Input for this task:
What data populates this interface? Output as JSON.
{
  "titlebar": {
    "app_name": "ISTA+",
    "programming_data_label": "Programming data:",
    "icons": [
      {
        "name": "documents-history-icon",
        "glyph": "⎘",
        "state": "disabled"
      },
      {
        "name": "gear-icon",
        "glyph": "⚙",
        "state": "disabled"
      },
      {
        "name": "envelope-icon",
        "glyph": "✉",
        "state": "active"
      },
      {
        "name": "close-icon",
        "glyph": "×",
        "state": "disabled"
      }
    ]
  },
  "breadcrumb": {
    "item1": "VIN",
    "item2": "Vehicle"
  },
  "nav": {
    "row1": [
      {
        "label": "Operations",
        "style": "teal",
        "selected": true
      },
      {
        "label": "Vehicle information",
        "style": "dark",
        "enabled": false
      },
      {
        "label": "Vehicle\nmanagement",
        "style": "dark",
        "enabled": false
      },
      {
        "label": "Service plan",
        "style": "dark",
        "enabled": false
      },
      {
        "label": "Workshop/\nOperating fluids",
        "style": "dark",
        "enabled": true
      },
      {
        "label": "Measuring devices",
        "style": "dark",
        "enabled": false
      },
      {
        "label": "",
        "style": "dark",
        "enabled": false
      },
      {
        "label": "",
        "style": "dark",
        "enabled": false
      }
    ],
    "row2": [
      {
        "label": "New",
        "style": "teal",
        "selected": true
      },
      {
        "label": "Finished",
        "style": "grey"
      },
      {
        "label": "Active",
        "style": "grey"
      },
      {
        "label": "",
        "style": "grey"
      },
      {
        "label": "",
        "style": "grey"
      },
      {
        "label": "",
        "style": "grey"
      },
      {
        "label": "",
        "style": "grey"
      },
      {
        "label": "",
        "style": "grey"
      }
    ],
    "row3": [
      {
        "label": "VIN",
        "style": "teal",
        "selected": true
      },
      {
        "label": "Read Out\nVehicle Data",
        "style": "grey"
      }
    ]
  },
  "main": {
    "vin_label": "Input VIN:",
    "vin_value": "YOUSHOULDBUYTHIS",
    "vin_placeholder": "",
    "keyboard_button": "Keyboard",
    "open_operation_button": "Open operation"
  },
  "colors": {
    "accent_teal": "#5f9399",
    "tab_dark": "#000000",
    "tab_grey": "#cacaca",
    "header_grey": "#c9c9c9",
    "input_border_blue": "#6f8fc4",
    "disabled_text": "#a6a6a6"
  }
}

Task goal: Restate the listing above word for word.

Completed exercise:
What data populates this interface? Output as JSON.
{
  "titlebar": {
    "app_name": "ISTA+",
    "programming_data_label": "Programming data:",
    "icons": [
      {
        "name": "documents-history-icon",
        "glyph": "⎘",
        "state": "disabled"
      },
      {
        "name": "gear-icon",
        "glyph": "⚙",
        "state": "disabled"
      },
      {
        "name": "envelope-icon",
        "glyph": "✉",
        "state": "active"
      },
      {
        "name": "close-icon",
        "glyph": "×",
        "state": "disabled"
      }
    ]
  },
  "breadcrumb": {
    "item1": "VIN",
    "item2": "Vehicle"
  },
  "nav": {
    "row1": [
      {
        "label": "Operations",
        "style": "teal",
        "selected": true
      },
      {
        "label": "Vehicle information",
        "style": "dark",
        "enabled": false
      },
      {
        "label": "Vehicle\nmanagement",
        "style": "dark",
        "enabled": false
      },
      {
        "label": "Service plan",
        "style": "dark",
        "enabled": false
      },
      {
        "label": "Workshop/\nOperating fluids",
        "style": "dark",
        "enabled": true
      },
      {
        "label": "Measuring devices",
        "style": "dark",
        "enabled": false
      },
      {
        "label": "",
        "style": "dark",
        "enabled": false
      },
      {
        "label": "",
        "style": "dark",
        "enabled": false
      }
    ],
    "row2": [
      {
        "label": "New",
        "style": "teal",
        "selected": true
      },
      {
        "label": "Finished",
        "style": "grey"
      },
      {
        "label": "Active",
        "style": "grey"
      },
      {
        "label": "",
        "style": "grey"
      },
      {
        "label": "",
        "style": "grey"
      },
      {
        "label": "",
        "style": "grey"
      },
      {
        "label": "",
        "style": "grey"
      },
      {
        "label": "",
        "style": "grey"
      }
    ],
    "row3": [
      {
        "label": "VIN",
        "style": "teal",
        "selected": true
      },
      {
        "label": "Read Out\nVehicle Data",
        "style": "grey"
      }
    ]
  },
  "main": {
    "vin_label": "Input VIN:",
    "vin_value": "YOUSHOULDBUYTHIS",
    "vin_placeholder": "",
    "keyboard_button": "Keyboard",
    "open_operation_button": "Open operation"
  },
  "colors": {
    "accent_teal": "#5f9399",
    "tab_dark": "#000000",
    "tab_grey": "#cacaca",
    "header_grey": "#c9c9c9",
    "input_border_blue": "#6f8fc4",
    "disabled_text": "#a6a6a6"
  }
}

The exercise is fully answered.